▶ **Set exercise**: Collect each line of the records containing the string "JSON".

▶ **Given data**:
-- Begin --
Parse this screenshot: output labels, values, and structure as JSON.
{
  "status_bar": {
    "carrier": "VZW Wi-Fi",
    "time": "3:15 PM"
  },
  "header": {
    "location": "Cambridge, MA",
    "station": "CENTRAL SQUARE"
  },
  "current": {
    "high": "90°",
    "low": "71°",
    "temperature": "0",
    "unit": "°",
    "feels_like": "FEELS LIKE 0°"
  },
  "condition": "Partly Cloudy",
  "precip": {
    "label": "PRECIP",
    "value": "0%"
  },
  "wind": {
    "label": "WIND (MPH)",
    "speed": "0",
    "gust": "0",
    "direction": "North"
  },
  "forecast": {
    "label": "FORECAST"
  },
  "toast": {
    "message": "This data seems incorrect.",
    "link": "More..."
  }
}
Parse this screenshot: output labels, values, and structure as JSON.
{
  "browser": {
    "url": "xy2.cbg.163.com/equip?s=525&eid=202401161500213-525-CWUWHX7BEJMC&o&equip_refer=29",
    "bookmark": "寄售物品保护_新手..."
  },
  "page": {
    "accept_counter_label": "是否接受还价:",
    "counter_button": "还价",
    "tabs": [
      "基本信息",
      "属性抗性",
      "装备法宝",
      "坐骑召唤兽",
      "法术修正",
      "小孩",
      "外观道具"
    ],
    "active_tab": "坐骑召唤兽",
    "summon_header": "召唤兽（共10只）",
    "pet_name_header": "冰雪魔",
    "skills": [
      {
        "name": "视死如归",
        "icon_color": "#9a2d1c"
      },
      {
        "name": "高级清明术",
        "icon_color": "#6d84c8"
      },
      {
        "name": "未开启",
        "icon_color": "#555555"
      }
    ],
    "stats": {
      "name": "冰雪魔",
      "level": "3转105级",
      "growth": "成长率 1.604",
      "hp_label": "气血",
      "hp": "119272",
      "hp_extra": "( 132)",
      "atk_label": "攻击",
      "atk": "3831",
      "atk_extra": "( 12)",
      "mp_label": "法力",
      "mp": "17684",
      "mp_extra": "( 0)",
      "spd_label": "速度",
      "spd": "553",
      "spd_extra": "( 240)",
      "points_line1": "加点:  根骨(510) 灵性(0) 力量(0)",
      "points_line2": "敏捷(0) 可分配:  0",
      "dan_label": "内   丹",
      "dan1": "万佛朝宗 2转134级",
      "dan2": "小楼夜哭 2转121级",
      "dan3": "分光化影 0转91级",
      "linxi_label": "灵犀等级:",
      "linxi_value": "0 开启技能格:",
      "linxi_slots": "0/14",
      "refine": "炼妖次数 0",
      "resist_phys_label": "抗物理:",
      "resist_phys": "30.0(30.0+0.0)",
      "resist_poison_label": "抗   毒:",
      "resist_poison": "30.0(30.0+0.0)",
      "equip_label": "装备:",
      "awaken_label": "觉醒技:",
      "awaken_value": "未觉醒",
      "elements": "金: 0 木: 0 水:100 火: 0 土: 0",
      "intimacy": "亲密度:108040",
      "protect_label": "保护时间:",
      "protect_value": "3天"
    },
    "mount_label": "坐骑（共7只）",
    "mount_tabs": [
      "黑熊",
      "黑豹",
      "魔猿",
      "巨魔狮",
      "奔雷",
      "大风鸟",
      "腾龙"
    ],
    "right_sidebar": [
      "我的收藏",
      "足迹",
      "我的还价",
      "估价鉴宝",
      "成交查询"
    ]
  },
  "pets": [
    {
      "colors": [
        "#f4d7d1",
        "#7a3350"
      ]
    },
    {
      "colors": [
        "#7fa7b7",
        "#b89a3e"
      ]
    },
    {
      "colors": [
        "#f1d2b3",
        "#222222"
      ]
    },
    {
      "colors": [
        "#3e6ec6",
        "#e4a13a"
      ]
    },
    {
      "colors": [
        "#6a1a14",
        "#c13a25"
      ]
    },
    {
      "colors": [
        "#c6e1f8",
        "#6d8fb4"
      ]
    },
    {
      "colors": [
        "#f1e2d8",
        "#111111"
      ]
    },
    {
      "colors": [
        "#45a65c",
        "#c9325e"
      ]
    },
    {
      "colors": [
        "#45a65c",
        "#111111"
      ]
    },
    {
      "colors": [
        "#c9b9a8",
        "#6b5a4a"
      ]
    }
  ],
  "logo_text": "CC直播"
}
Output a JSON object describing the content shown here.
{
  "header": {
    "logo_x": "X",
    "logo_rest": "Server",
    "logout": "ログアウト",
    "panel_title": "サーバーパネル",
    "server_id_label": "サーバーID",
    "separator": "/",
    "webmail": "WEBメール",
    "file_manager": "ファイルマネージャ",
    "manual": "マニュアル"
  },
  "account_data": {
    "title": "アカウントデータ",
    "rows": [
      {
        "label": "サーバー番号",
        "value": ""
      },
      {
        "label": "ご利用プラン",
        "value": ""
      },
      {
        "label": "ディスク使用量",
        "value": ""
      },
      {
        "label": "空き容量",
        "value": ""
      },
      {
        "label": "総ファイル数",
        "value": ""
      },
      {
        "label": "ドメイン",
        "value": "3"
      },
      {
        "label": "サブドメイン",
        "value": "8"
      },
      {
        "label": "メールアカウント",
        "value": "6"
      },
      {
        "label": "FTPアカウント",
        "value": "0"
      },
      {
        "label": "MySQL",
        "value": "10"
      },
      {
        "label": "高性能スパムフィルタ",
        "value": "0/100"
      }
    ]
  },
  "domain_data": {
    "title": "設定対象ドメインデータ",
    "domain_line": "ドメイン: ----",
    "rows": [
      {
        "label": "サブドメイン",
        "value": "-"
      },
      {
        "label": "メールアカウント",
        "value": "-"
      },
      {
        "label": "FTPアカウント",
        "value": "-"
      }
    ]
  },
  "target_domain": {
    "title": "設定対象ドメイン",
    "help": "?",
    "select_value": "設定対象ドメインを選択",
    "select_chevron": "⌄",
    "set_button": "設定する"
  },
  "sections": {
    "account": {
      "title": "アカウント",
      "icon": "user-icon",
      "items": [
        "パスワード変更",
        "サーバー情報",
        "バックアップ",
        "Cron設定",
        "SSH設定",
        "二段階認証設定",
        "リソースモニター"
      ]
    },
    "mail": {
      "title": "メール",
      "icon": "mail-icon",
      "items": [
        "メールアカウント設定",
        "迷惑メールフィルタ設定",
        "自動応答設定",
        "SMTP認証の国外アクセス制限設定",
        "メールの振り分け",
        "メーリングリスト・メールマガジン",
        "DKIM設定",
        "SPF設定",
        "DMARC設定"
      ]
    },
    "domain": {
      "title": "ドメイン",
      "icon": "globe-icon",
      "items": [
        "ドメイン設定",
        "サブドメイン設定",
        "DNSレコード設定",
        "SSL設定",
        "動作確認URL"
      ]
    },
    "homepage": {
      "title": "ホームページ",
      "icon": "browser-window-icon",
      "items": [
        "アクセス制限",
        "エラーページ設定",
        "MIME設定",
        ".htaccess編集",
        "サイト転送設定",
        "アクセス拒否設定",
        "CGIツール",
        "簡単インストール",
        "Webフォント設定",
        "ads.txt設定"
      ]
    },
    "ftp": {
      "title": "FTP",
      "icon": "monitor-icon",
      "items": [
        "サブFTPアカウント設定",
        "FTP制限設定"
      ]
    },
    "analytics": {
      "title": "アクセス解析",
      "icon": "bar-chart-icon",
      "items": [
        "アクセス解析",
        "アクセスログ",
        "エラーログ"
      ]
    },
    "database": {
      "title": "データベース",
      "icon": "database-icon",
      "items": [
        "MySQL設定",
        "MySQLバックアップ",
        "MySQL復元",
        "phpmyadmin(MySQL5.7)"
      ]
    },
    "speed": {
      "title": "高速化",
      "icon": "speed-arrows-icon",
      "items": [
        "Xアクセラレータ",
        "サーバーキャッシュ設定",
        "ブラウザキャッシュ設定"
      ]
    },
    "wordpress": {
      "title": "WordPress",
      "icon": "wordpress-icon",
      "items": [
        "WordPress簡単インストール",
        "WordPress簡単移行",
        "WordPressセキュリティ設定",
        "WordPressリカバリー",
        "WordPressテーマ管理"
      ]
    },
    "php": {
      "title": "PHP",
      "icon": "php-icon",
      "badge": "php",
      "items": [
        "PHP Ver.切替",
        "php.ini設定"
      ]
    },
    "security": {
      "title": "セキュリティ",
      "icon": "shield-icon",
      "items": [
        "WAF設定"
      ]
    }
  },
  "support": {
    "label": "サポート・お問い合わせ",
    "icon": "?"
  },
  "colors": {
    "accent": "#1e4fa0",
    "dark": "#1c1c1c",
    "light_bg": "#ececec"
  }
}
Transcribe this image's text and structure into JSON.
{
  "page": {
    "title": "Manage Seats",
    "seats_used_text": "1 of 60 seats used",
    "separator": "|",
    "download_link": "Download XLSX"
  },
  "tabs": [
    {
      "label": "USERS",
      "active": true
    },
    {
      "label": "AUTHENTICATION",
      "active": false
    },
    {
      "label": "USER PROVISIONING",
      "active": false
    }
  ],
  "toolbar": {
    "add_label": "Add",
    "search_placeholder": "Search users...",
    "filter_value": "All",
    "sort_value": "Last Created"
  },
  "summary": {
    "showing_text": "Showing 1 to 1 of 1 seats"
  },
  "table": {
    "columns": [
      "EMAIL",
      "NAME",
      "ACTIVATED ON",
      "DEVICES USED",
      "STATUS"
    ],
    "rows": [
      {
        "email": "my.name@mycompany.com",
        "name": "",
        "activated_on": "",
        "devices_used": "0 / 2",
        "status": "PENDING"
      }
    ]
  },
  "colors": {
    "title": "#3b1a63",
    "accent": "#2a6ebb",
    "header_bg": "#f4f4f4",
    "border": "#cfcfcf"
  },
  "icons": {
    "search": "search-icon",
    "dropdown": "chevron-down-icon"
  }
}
-- End --
▶ **Solution**:
Parse this screenshot: output labels, values, and structure as JSON.
Parse this screenshot: output labels, values, and structure as JSON.
Output a JSON object describing the content shown here.
Transcribe this image's text and structure into JSON.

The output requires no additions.